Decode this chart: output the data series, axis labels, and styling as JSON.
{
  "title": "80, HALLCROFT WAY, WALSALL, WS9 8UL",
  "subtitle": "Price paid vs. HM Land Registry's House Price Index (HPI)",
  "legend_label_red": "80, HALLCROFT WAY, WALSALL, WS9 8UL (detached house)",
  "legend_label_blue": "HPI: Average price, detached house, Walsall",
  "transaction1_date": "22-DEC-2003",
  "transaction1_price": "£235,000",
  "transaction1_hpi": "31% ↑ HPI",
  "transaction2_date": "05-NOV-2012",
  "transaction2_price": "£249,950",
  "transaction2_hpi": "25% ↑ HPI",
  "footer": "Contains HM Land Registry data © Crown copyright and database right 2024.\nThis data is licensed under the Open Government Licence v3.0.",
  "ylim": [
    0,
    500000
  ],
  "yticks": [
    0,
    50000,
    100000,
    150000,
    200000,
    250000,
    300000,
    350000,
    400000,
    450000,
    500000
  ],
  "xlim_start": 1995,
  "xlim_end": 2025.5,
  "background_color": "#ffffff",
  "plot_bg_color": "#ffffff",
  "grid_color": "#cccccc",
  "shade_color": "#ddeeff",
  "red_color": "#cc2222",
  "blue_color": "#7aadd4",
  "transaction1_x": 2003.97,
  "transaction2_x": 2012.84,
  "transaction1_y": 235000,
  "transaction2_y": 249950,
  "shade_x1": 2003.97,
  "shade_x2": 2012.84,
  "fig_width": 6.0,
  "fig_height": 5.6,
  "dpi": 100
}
-.-.-
Given request -
Copy out all of the records shown above exactly.

Reply -
Decode this chart: output the data series, axis labels, and styling as JSON.
{
  "title": "80, HALLCROFT WAY, WALSALL, WS9 8UL",
  "subtitle": "Price paid vs. HM Land Registry's House Price Index (HPI)",
  "legend_label_red": "80, HALLCROFT WAY, WALSALL, WS9 8UL (detached house)",
  "legend_label_blue": "HPI: Average price, detached house, Walsall",
  "transaction1_date": "22-DEC-2003",
  "transaction1_price": "£235,000",
  "transaction1_hpi": "31% ↑ HPI",
  "transaction2_date": "05-NOV-2012",
  "transaction2_price": "£249,950",
  "transaction2_hpi": "25% ↑ HPI",
  "footer": "Contains HM Land Registry data © Crown copyright and database right 2024.\nThis data is licensed under the Open Government Licence v3.0.",
  "ylim": [
    0,
    500000
  ],
  "yticks": [
    0,
    50000,
    100000,
    150000,
    200000,
    250000,
    300000,
    350000,
    400000,
    450000,
    500000
  ],
  "xlim_start": 1995,
  "xlim_end": 2025.5,
  "background_color": "#ffffff",
  "plot_bg_color": "#ffffff",
  "grid_color": "#cccccc",
  "shade_color": "#ddeeff",
  "red_color": "#cc2222",
  "blue_color": "#7aadd4",
  "transaction1_x": 2003.97,
  "transaction2_x": 2012.84,
  "transaction1_y": 235000,
  "transaction2_y": 249950,
  "shade_x1": 2003.97,
  "shade_x2": 2012.84,
  "fig_width": 6.0,
  "fig_height": 5.6,
  "dpi": 100
}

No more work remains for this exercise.